### [JOB]
Provide the records once more, identical to the original.

### [DATA PROVIDED]

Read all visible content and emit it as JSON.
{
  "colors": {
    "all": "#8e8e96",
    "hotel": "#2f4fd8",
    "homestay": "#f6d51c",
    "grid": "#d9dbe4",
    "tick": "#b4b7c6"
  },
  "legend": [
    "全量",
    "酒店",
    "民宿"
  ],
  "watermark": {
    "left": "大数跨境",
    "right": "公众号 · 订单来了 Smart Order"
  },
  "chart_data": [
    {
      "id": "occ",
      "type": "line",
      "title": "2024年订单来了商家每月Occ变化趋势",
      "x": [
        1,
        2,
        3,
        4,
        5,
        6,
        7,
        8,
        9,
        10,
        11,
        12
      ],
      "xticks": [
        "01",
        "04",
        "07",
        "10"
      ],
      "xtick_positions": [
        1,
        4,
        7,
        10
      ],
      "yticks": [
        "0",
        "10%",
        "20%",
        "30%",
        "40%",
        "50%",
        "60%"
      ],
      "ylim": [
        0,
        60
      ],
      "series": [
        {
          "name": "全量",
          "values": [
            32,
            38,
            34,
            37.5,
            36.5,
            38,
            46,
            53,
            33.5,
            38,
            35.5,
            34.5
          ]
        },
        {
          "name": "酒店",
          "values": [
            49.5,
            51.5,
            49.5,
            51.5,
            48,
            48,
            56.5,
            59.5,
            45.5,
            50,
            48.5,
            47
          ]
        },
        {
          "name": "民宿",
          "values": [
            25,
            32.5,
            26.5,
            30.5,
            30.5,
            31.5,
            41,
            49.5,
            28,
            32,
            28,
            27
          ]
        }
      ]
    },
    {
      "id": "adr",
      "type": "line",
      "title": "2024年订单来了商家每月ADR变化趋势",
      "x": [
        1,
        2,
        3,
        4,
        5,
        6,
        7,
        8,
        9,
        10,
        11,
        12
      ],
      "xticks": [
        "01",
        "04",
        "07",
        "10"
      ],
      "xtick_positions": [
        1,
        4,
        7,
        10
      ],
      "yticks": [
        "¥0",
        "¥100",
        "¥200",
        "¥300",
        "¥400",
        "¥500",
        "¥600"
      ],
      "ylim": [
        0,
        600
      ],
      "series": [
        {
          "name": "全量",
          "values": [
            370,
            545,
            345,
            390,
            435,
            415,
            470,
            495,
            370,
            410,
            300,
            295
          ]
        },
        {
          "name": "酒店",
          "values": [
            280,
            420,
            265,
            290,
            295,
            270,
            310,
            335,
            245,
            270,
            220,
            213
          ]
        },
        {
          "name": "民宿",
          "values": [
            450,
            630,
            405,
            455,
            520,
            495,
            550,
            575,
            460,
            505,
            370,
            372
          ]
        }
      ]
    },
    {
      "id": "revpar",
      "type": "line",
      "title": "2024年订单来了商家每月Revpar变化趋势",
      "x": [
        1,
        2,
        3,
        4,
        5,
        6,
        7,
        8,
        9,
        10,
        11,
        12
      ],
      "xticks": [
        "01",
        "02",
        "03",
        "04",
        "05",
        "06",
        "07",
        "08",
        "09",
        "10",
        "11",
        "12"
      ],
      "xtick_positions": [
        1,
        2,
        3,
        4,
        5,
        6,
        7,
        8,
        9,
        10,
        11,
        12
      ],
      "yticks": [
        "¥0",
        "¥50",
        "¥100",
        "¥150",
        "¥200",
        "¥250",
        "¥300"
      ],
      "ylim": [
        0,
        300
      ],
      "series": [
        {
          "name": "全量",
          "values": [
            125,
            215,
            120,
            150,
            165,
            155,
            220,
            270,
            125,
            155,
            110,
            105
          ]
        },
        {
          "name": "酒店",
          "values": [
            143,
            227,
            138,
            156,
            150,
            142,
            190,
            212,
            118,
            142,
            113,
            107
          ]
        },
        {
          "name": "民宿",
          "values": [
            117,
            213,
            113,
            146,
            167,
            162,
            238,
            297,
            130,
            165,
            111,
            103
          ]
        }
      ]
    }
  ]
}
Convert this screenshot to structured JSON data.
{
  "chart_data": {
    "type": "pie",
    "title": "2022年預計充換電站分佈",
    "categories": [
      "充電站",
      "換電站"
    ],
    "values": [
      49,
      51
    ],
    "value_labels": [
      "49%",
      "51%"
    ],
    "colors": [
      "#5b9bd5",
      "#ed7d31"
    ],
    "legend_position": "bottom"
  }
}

### [REPLY TO THE EXERCISE]
Read all visible content and emit it as JSON.
{
  "colors": {
    "all": "#8e8e96",
    "hotel": "#2f4fd8",
    "homestay": "#f6d51c",
    "grid": "#d9dbe4",
    "tick": "#b4b7c6"
  },
  "legend": [
    "全量",
    "酒店",
    "民宿"
  ],
  "watermark": {
    "left": "大数跨境",
    "right": "公众号 · 订单来了 Smart Order"
  },
  "chart_data": [
    {
      "id": "occ",
      "type": "line",
      "title": "2024年订单来了商家每月Occ变化趋势",
      "x": [
        1,
        2,
        3,
        4,
        5,
        6,
        7,
        8,
        9,
        10,
        11,
        12
      ],
      "xticks": [
        "01",
        "04",
        "07",
        "10"
      ],
      "xtick_positions": [
        1,
        4,
        7,
        10
      ],
      "yticks": [
        "0",
        "10%",
        "20%",
        "30%",
        "40%",
        "50%",
        "60%"
      ],
      "ylim": [
        0,
        60
      ],
      "series": [
        {
          "name": "全量",
          "values": [
            32,
            38,
            34,
            37.5,
            36.5,
            38,
            46,
            53,
            33.5,
            38,
            35.5,
            34.5
          ]
        },
        {
          "name": "酒店",
          "values": [
            49.5,
            51.5,
            49.5,
            51.5,
            48,
            48,
            56.5,
            59.5,
            45.5,
            50,
            48.5,
            47
          ]
        },
        {
          "name": "民宿",
          "values": [
            25,
            32.5,
            26.5,
            30.5,
            30.5,
            31.5,
            41,
            49.5,
            28,
            32,
            28,
            27
          ]
        }
      ]
    },
    {
      "id": "adr",
      "type": "line",
      "title": "2024年订单来了商家每月ADR变化趋势",
      "x": [
        1,
        2,
        3,
        4,
        5,
        6,
        7,
        8,
        9,
        10,
        11,
        12
      ],
      "xticks": [
        "01",
        "04",
        "07",
        "10"
      ],
      "xtick_positions": [
        1,
        4,
        7,
        10
      ],
      "yticks": [
        "¥0",
        "¥100",
        "¥200",
        "¥300",
        "¥400",
        "¥500",
        "¥600"
      ],
      "ylim": [
        0,
        600
      ],
      "series": [
        {
          "name": "全量",
          "values": [
            370,
            545,
            345,
            390,
            435,
            415,
            470,
            495,
            370,
            410,
            300,
            295
          ]
        },
        {
          "name": "酒店",
          "values": [
            280,
            420,
            265,
            290,
            295,
            270,
            310,
            335,
            245,
            270,
            220,
            213
          ]
        },
        {
          "name": "民宿",
          "values": [
            450,
            630,
            405,
            455,
            520,
            495,
            550,
            575,
            460,
            505,
            370,
            372
          ]
        }
      ]
    },
    {
      "id": "revpar",
      "type": "line",
      "title": "2024年订单来了商家每月Revpar变化趋势",
      "x": [
        1,
        2,
        3,
        4,
        5,
        6,
        7,
        8,
        9,
        10,
        11,
        12
      ],
      "xticks": [
        "01",
        "02",
        "03",
        "04",
        "05",
        "06",
        "07",
        "08",
        "09",
        "10",
        "11",
        "12"
      ],
      "xtick_positions": [
        1,
        2,
        3,
        4,
        5,
        6,
        7,
        8,
        9,
        10,
        11,
        12
      ],
      "yticks": [
        "¥0",
        "¥50",
        "¥100",
        "¥150",
        "¥200",
        "¥250",
        "¥300"
      ],
      "ylim": [
        0,
        300
      ],
      "series": [
        {
          "name": "全量",
          "values": [
            125,
            215,
            120,
            150,
            165,
            155,
            220,
            270,
            125,
            155,
            110,
            105
          ]
        },
        {
          "name": "酒店",
          "values": [
            143,
            227,
            138,
            156,
            150,
            142,
            190,
            212,
            118,
            142,
            113,
            107
          ]
        },
        {
          "name": "民宿",
          "values": [
            117,
            213,
            113,
            146,
            167,
            162,
            238,
            297,
            130,
            165,
            111,
            103
          ]
        }
      ]
    }
  ]
}
Convert this screenshot to structured JSON data.
{
  "chart_data": {
    "type": "pie",
    "title": "2022年預計充換電站分佈",
    "categories": [
      "充電站",
      "換電站"
    ],
    "values": [
      49,
      51
    ],
    "value_labels": [
      "49%",
      "51%"
    ],
    "colors": [
      "#5b9bd5",
      "#ed7d31"
    ],
    "legend_position": "bottom"
  }
}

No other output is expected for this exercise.